Stored dataset items:
--------------------------------
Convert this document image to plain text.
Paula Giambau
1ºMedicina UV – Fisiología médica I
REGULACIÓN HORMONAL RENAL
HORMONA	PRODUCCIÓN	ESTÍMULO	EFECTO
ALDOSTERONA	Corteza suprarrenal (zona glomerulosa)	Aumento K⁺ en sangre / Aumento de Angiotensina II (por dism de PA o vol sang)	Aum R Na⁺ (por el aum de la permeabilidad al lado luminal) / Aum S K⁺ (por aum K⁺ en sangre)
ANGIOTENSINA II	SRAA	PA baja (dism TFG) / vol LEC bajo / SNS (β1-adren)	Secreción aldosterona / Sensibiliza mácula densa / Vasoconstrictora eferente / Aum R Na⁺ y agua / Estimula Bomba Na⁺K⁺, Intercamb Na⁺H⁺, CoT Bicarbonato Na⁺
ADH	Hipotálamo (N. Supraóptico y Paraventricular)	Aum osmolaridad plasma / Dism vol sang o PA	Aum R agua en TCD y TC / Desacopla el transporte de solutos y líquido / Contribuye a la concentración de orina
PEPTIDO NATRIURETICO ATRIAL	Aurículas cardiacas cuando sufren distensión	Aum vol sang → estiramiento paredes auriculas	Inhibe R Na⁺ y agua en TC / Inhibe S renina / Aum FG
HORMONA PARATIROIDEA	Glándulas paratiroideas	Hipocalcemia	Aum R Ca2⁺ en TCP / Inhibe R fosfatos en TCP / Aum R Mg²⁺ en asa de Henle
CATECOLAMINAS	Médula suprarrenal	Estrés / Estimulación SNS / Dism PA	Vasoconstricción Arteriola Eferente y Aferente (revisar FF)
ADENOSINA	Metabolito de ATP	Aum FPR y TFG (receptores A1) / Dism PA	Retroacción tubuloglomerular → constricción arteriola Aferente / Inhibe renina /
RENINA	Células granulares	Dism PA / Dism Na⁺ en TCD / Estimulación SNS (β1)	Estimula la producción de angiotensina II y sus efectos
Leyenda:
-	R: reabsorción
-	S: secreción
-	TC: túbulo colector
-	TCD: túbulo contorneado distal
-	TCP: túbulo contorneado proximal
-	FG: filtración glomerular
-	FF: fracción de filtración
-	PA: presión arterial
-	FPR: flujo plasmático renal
--------------------------------
WORK INSTRUCTIONS
Search the data above for the word "Estimulación", then gather each line in which it appears.

EXERCISE SOLUTION
CATECOLAMINAS	Médula suprarrenal	Estrés / Estimulación SNS / Dism PA	Vasoconstricción Arteriola Eferente y Aferente (revisar FF)
RENINA	Células granulares	Dism PA / Dism Na⁺ en TCD / Estimulación SNS (β1)	Estimula la producción de angiotensina II y sus efectos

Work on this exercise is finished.